Start Material to process

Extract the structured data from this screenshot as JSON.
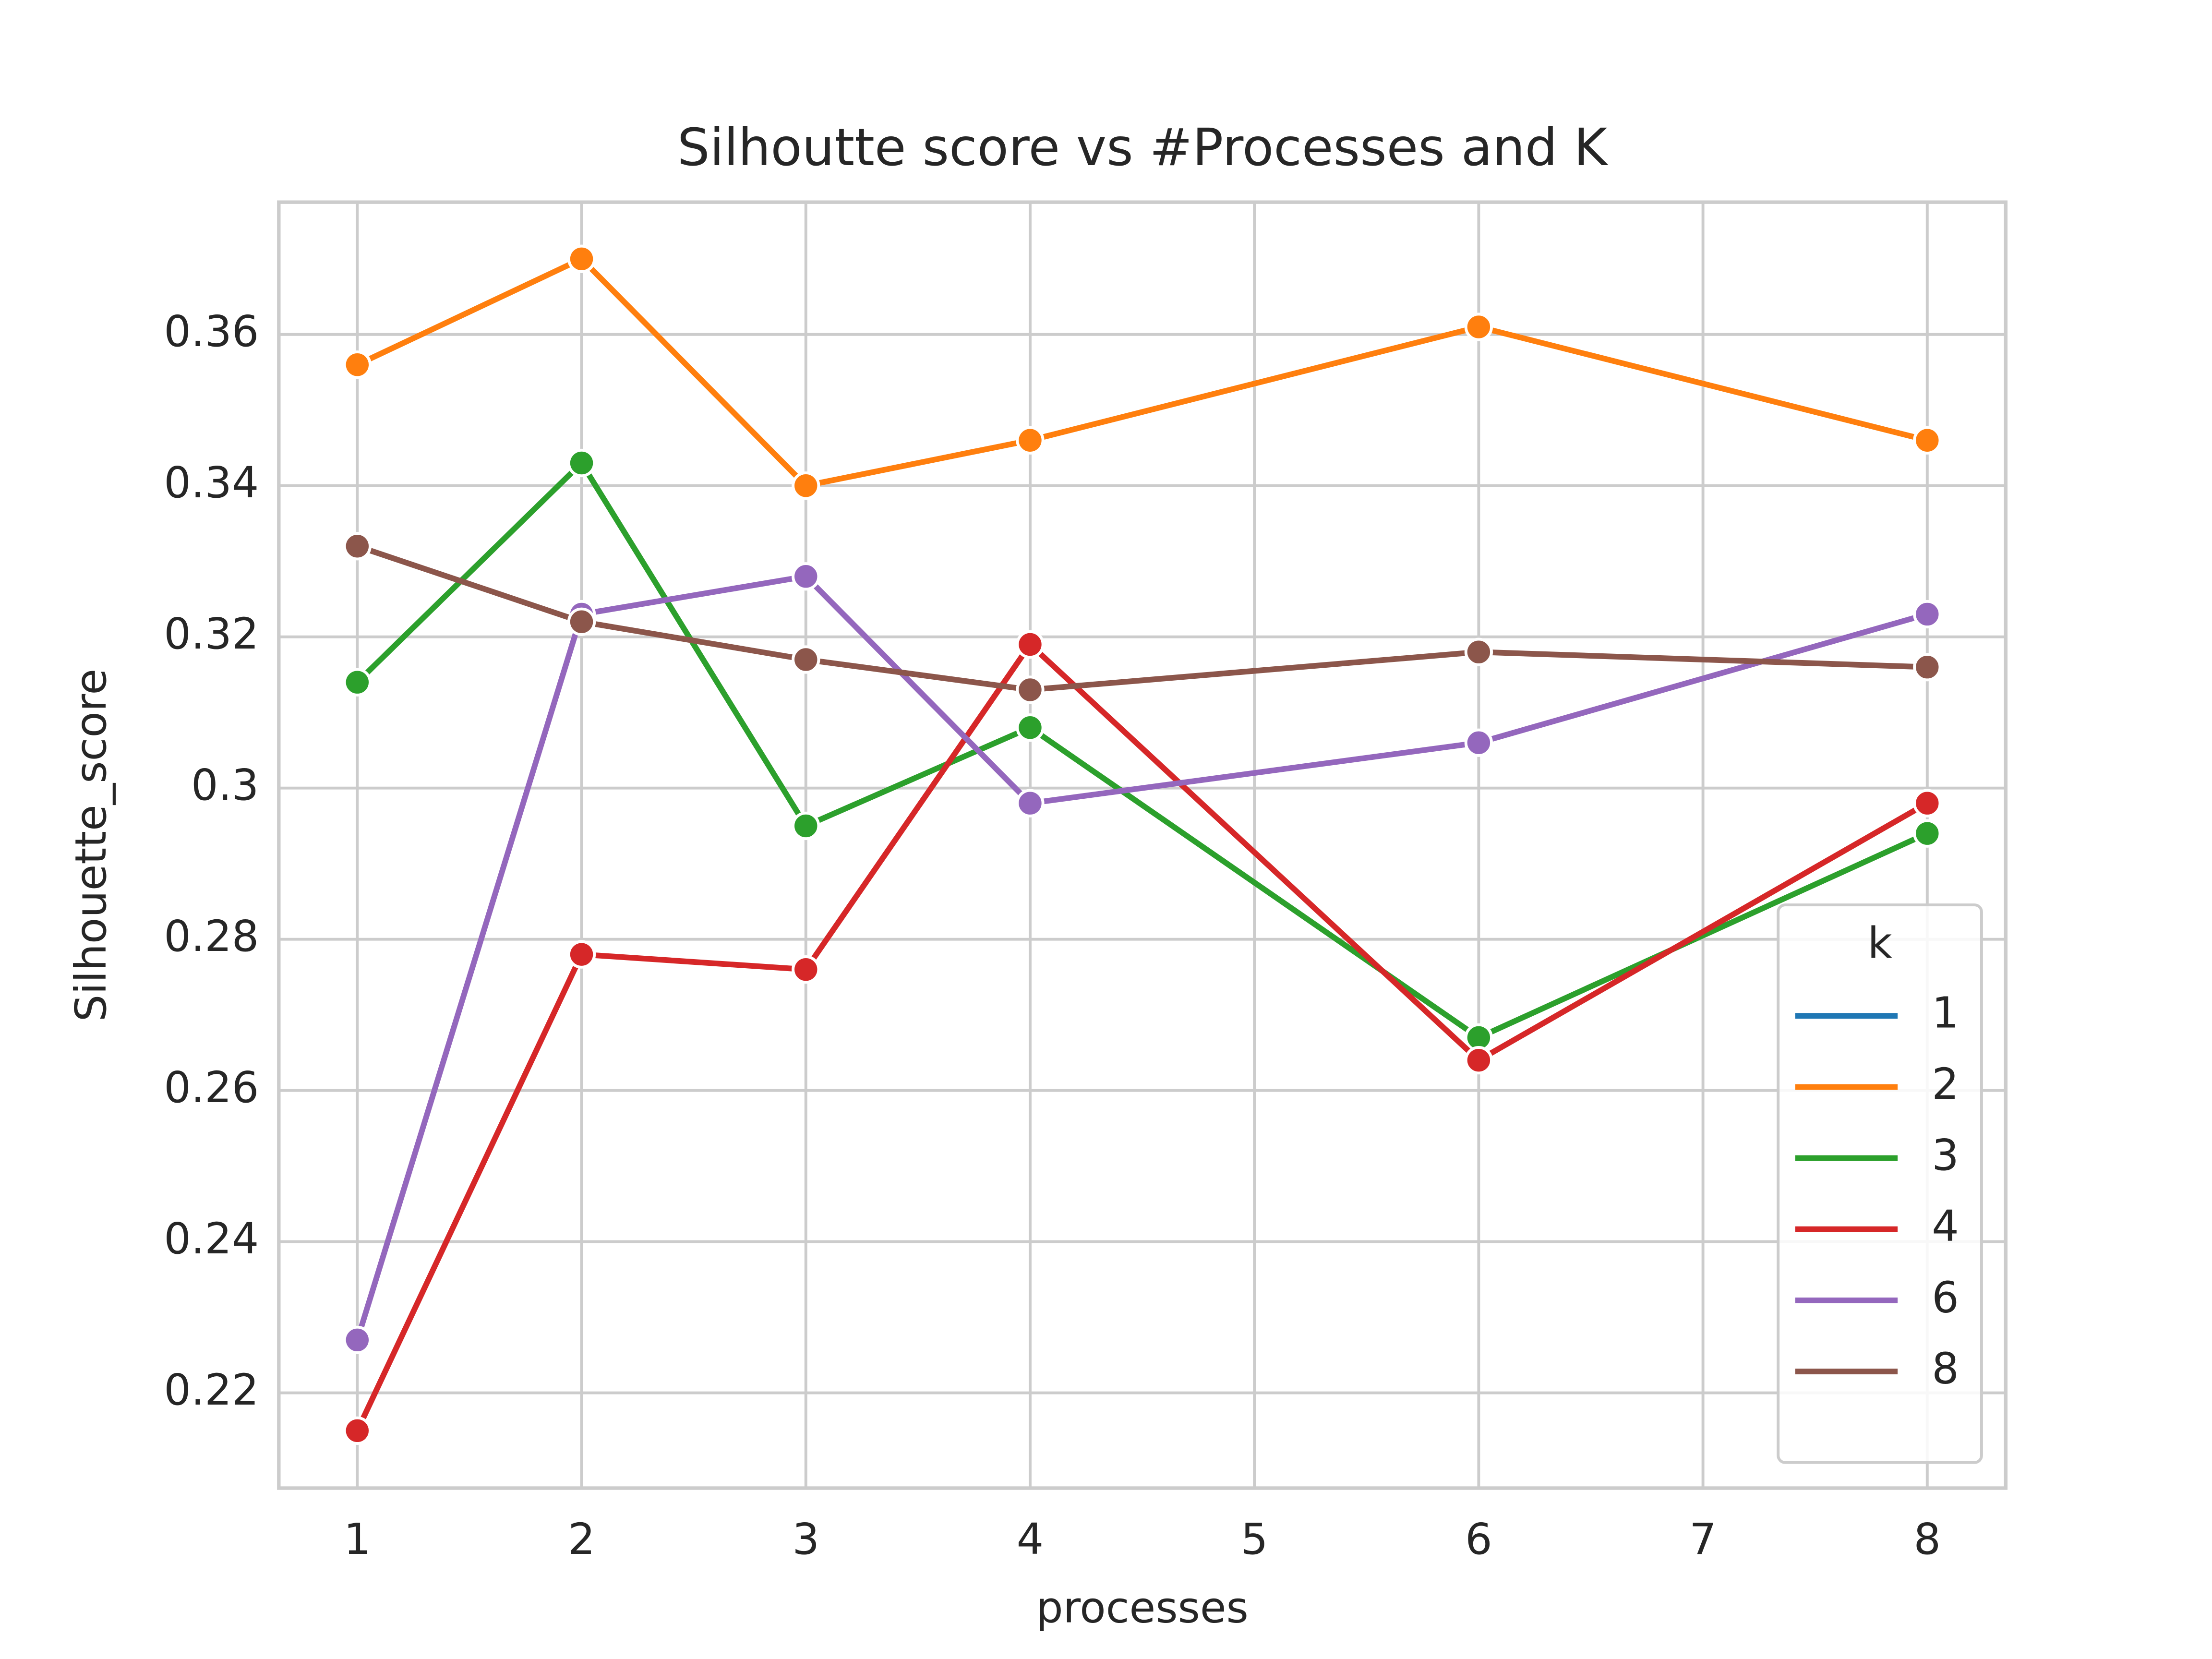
{
  "chart_data": {
    "type": "line",
    "title": "Silhoutte score vs #Processes and K",
    "xlabel": "processes",
    "ylabel": "Silhouette_score",
    "x": [
      1,
      2,
      3,
      4,
      6,
      8
    ],
    "series": [
      {
        "name": "1",
        "color": "#1f77b4",
        "values": [
          null,
          null,
          null,
          null,
          null,
          null
        ]
      },
      {
        "name": "2",
        "color": "#ff7f0e",
        "values": [
          0.356,
          0.37,
          0.34,
          0.346,
          0.361,
          0.346
        ]
      },
      {
        "name": "3",
        "color": "#2ca02c",
        "values": [
          0.314,
          0.343,
          0.295,
          0.308,
          0.267,
          0.294
        ]
      },
      {
        "name": "4",
        "color": "#d62728",
        "values": [
          0.215,
          0.278,
          0.276,
          0.319,
          0.264,
          0.298
        ]
      },
      {
        "name": "6",
        "color": "#9467bd",
        "values": [
          0.227,
          0.323,
          0.328,
          0.298,
          0.306,
          0.323
        ]
      },
      {
        "name": "8",
        "color": "#8c564b",
        "values": [
          0.332,
          0.322,
          0.317,
          0.313,
          0.318,
          0.316
        ]
      }
    ],
    "legend_title": "k",
    "legend": "lower right",
    "grid": true,
    "xlim": [
      0.65,
      8.35
    ],
    "xticks": [
      1,
      2,
      3,
      4,
      5,
      6,
      7,
      8
    ],
    "ylim": [
      0.2074,
      0.3775
    ],
    "yticks": [
      0.22,
      0.24,
      0.26,
      0.28,
      0.3,
      0.32,
      0.34,
      0.36
    ]
  }
}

End Material to process

Objective:
Write the listing above out again exactly, dropping each image.

Answer:
Extract the structured data from this screenshot as JSON.
{
  "chart_data": {
    "type": "line",
    "title": "Silhoutte score vs #Processes and K",
    "xlabel": "processes",
    "ylabel": "Silhouette_score",
    "x": [
      1,
      2,
      3,
      4,
      6,
      8
    ],
    "series": [
      {
        "name": "1",
        "color": "#1f77b4",
        "values": [
          null,
          null,
          null,
          null,
          null,
          null
        ]
      },
      {
        "name": "2",
        "color": "#ff7f0e",
        "values": [
          0.356,
          0.37,
          0.34,
          0.346,
          0.361,
          0.346
        ]
      },
      {
        "name": "3",
        "color": "#2ca02c",
        "values": [
          0.314,
          0.343,
          0.295,
          0.308,
          0.267,
          0.294
        ]
      },
      {
        "name": "4",
        "color": "#d62728",
        "values": [
          0.215,
          0.278,
          0.276,
          0.319,
          0.264,
          0.298
        ]
      },
      {
        "name": "6",
        "color": "#9467bd",
        "values": [
          0.227,
          0.323,
          0.328,
          0.298,
          0.306,
          0.323
        ]
      },
      {
        "name": "8",
        "color": "#8c564b",
        "values": [
          0.332,
          0.322,
          0.317,
          0.313,
          0.318,
          0.316
        ]
      }
    ],
    "legend_title": "k",
    "legend": "lower right",
    "grid": true,
    "xlim": [
      0.65,
      8.35
    ],
    "xticks": [
      1,
      2,
      3,
      4,
      5,
      6,
      7,
      8
    ],
    "ylim": [
      0.2074,
      0.3775
    ],
    "yticks": [
      0.22,
      0.24,
      0.26,
      0.28,
      0.3,
      0.32,
      0.34,
      0.36
    ]
  }
}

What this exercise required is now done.